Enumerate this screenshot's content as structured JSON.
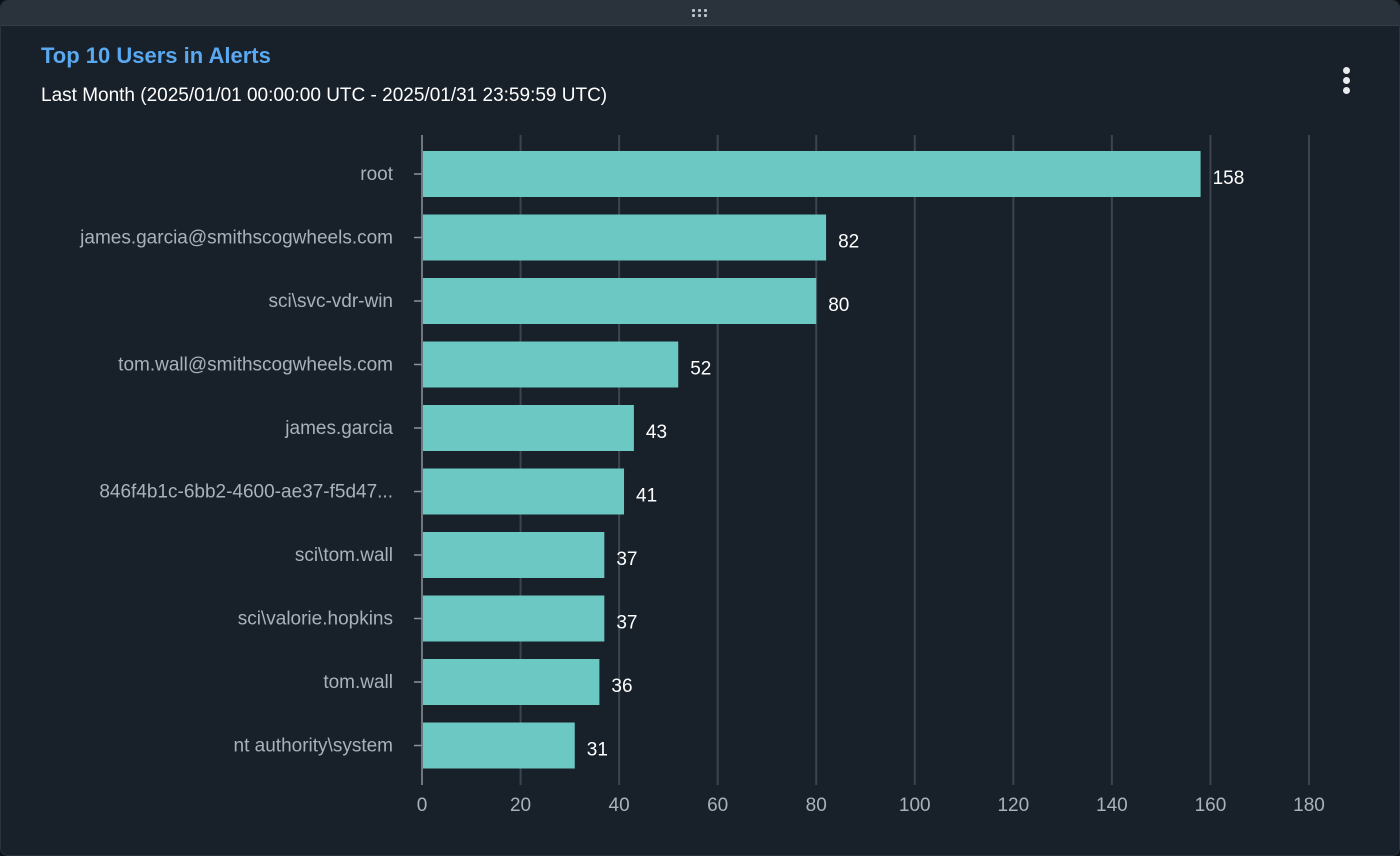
{
  "panel": {
    "title": "Top 10 Users in Alerts",
    "subtitle": "Last Month (2025/01/01 00:00:00 UTC - 2025/01/31 23:59:59 UTC)",
    "menu_icon": "kebab-menu-icon",
    "drag_icon": "drag-handle-icon"
  },
  "colors": {
    "title": "#5aa8f0",
    "bar": "#6cc8c3",
    "grid": "#3b4450",
    "background": "#18202a"
  },
  "chart_data": {
    "type": "bar",
    "orientation": "horizontal",
    "title": "Top 10 Users in Alerts",
    "subtitle": "Last Month (2025/01/01 00:00:00 UTC - 2025/01/31 23:59:59 UTC)",
    "categories": [
      "root",
      "james.garcia@smithscogwheels.com",
      "sci\\svc-vdr-win",
      "tom.wall@smithscogwheels.com",
      "james.garcia",
      "846f4b1c-6bb2-4600-ae37-f5d47...",
      "sci\\tom.wall",
      "sci\\valorie.hopkins",
      "tom.wall",
      "nt authority\\system"
    ],
    "values": [
      158,
      82,
      80,
      52,
      43,
      41,
      37,
      37,
      36,
      31
    ],
    "xlim": [
      0,
      180
    ],
    "xticks": [
      0,
      20,
      40,
      60,
      80,
      100,
      120,
      140,
      160,
      180
    ],
    "xlabel": "",
    "ylabel": "",
    "grid": true,
    "data_labels": true
  }
}
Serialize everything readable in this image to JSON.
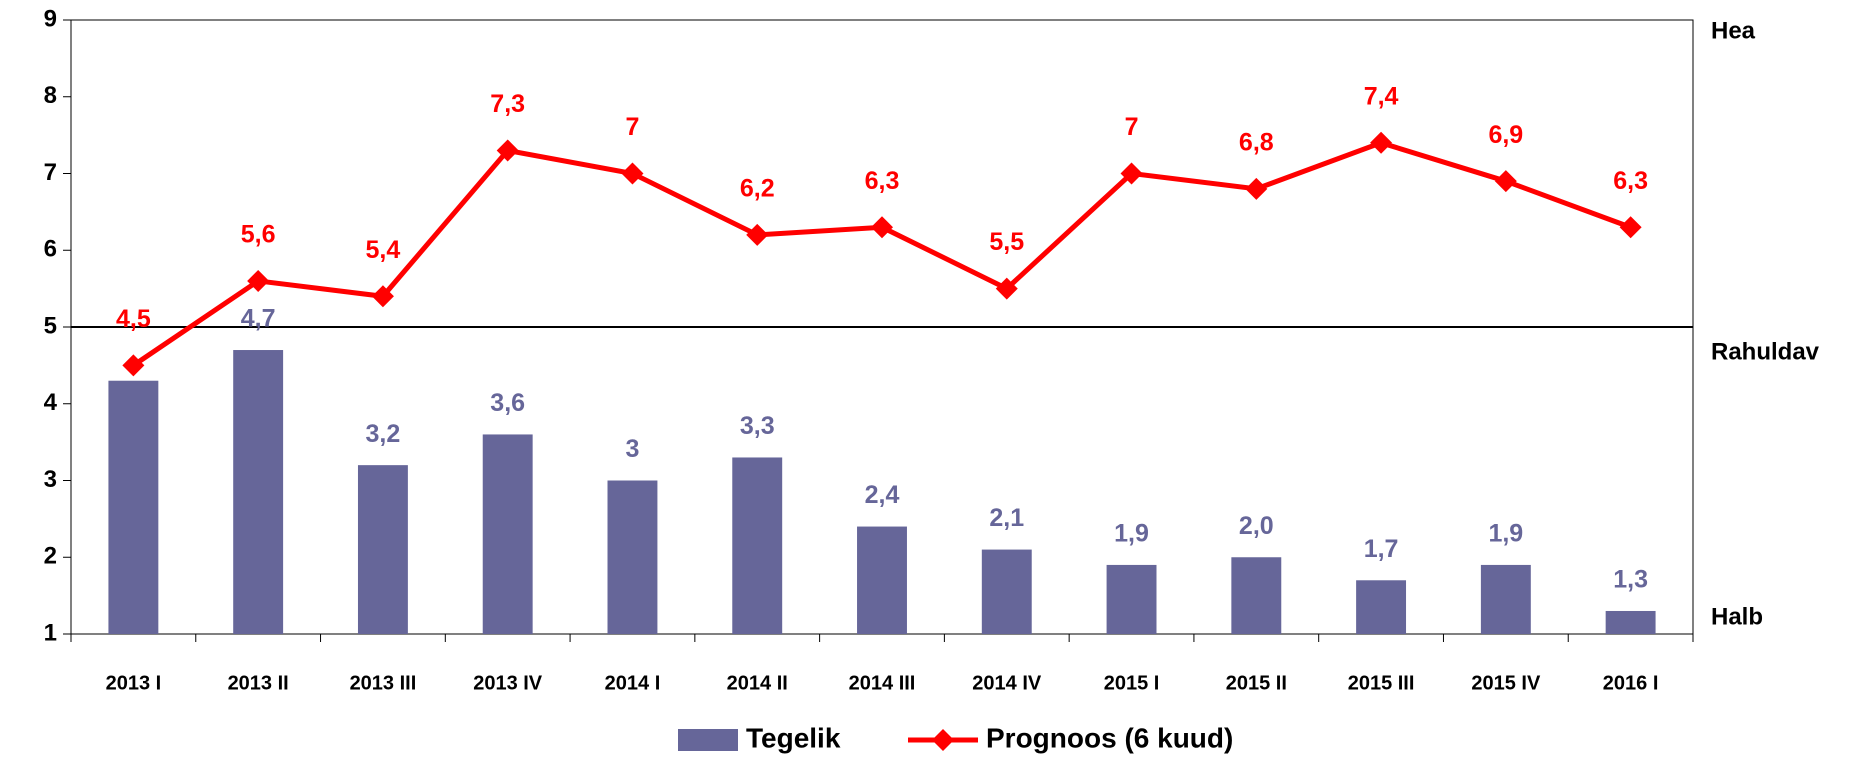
{
  "chart_data": {
    "type": "bar",
    "categories": [
      "2013 I",
      "2013 II",
      "2013 III",
      "2013 IV",
      "2014 I",
      "2014 II",
      "2014 III",
      "2014 IV",
      "2015 I",
      "2015 II",
      "2015 III",
      "2015 IV",
      "2016 I"
    ],
    "series": [
      {
        "name": "Tegelik",
        "type": "bar",
        "color": "#666699",
        "values": [
          4.3,
          4.7,
          3.2,
          3.6,
          3,
          3.3,
          2.4,
          2.1,
          1.9,
          2.0,
          1.7,
          1.9,
          1.3
        ],
        "value_labels": [
          null,
          "4,7",
          "3,2",
          "3,6",
          "3",
          "3,3",
          "2,4",
          "2,1",
          "1,9",
          "2,0",
          "1,7",
          "1,9",
          "1,3"
        ]
      },
      {
        "name": "Prognoos (6 kuud)",
        "type": "line",
        "color": "#ff0000",
        "values": [
          4.5,
          5.6,
          5.4,
          7.3,
          7,
          6.2,
          6.3,
          5.5,
          7,
          6.8,
          7.4,
          6.9,
          6.3
        ],
        "value_labels": [
          "4,5",
          "5,6",
          "5,4",
          "7,3",
          "7",
          "6,2",
          "6,3",
          "5,5",
          "7",
          "6,8",
          "7,4",
          "6,9",
          "6,3"
        ]
      }
    ],
    "ylim": [
      1,
      9
    ],
    "yticks": [
      1,
      2,
      3,
      4,
      5,
      6,
      7,
      8,
      9
    ],
    "reference_line": 5,
    "annotations": [
      {
        "text": "Hea",
        "y": 9
      },
      {
        "text": "Rahuldav",
        "y": 5
      },
      {
        "text": "Halb",
        "y": 1
      }
    ],
    "legend": "bottom"
  }
}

########

Request → Output all the records, word for word, with no pictures in the copy.

The reply →
Enumerate this screenshot's content as structured JSON.
{
  "panel": {
    "title": "Top 10 Users in Alerts",
    "subtitle": "Last Month (2025/01/01 00:00:00 UTC - 2025/01/31 23:59:59 UTC)",
    "menu_icon": "kebab-menu-icon",
    "drag_icon": "drag-handle-icon"
  },
  "colors": {
    "title": "#5aa8f0",
    "bar": "#6cc8c3",
    "grid": "#3b4450",
    "background": "#18202a"
  },
  "chart_data": {
    "type": "bar",
    "orientation": "horizontal",
    "title": "Top 10 Users in Alerts",
    "subtitle": "Last Month (2025/01/01 00:00:00 UTC - 2025/01/31 23:59:59 UTC)",
    "categories": [
      "root",
      "james.garcia@smithscogwheels.com",
      "sci\\svc-vdr-win",
      "tom.wall@smithscogwheels.com",
      "james.garcia",
      "846f4b1c-6bb2-4600-ae37-f5d47...",
      "sci\\tom.wall",
      "sci\\valorie.hopkins",
      "tom.wall",
      "nt authority\\system"
    ],
    "values": [
      158,
      82,
      80,
      52,
      43,
      41,
      37,
      37,
      36,
      31
    ],
    "xlim": [
      0,
      180
    ],
    "xticks": [
      0,
      20,
      40,
      60,
      80,
      100,
      120,
      140,
      160,
      180
    ],
    "xlabel": "",
    "ylabel": "",
    "grid": true,
    "data_labels": true
  }
}
Serialize everything readable in this image to JSON.
{
  "chart_data": {
    "type": "bar",
    "categories": [
      "2013 I",
      "2013 II",
      "2013 III",
      "2013 IV",
      "2014 I",
      "2014 II",
      "2014 III",
      "2014 IV",
      "2015 I",
      "2015 II",
      "2015 III",
      "2015 IV",
      "2016 I"
    ],
    "series": [
      {
        "name": "Tegelik",
        "type": "bar",
        "color": "#666699",
        "values": [
          4.3,
          4.7,
          3.2,
          3.6,
          3,
          3.3,
          2.4,
          2.1,
          1.9,
          2.0,
          1.7,
          1.9,
          1.3
        ],
        "value_labels": [
          null,
          "4,7",
          "3,2",
          "3,6",
          "3",
          "3,3",
          "2,4",
          "2,1",
          "1,9",
          "2,0",
          "1,7",
          "1,9",
          "1,3"
        ]
      },
      {
        "name": "Prognoos (6 kuud)",
        "type": "line",
        "color": "#ff0000",
        "values": [
          4.5,
          5.6,
          5.4,
          7.3,
          7,
          6.2,
          6.3,
          5.5,
          7,
          6.8,
          7.4,
          6.9,
          6.3
        ],
        "value_labels": [
          "4,5",
          "5,6",
          "5,4",
          "7,3",
          "7",
          "6,2",
          "6,3",
          "5,5",
          "7",
          "6,8",
          "7,4",
          "6,9",
          "6,3"
        ]
      }
    ],
    "ylim": [
      1,
      9
    ],
    "yticks": [
      1,
      2,
      3,
      4,
      5,
      6,
      7,
      8,
      9
    ],
    "reference_line": 5,
    "annotations": [
      {
        "text": "Hea",
        "y": 9
      },
      {
        "text": "Rahuldav",
        "y": 5
      },
      {
        "text": "Halb",
        "y": 1
      }
    ],
    "legend": "bottom"
  }
}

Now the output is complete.